§ Work instructions: Transcribe the listing word for word.

§ Input for this task:

__________

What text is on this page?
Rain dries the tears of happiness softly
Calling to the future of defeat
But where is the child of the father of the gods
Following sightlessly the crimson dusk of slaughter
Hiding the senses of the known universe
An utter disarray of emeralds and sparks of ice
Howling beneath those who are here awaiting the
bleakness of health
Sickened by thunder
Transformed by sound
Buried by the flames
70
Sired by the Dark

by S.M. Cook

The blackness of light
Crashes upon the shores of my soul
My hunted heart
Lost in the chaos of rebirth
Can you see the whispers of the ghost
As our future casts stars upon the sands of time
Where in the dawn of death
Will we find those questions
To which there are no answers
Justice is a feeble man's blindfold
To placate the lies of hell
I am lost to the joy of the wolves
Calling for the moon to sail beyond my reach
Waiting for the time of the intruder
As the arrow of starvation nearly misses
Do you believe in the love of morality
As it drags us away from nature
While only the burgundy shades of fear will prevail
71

__________

§ The solution:
What text is on this page?
Rain dries the tears of happiness softly
Calling to the future of defeat
But where is the child of the father of the gods
Following sightlessly the crimson dusk of slaughter
Hiding the senses of the known universe
An utter disarray of emeralds and sparks of ice
Howling beneath those who are here awaiting the
bleakness of health
Sickened by thunder
Transformed by sound
Buried by the flames
70
Sired by the Dark

by S.M. Cook

The blackness of light
Crashes upon the shores of my soul
My hunted heart
Lost in the chaos of rebirth
Can you see the whispers of the ghost
As our future casts stars upon the sands of time
Where in the dawn of death
Will we find those questions
To which there are no answers
Justice is a feeble man's blindfold
To placate the lies of hell
I am lost to the joy of the wolves
Calling for the moon to sail beyond my reach
Waiting for the time of the intruder
As the arrow of starvation nearly misses
Do you believe in the love of morality
As it drags us away from nature
While only the burgundy shades of fear will prevail
71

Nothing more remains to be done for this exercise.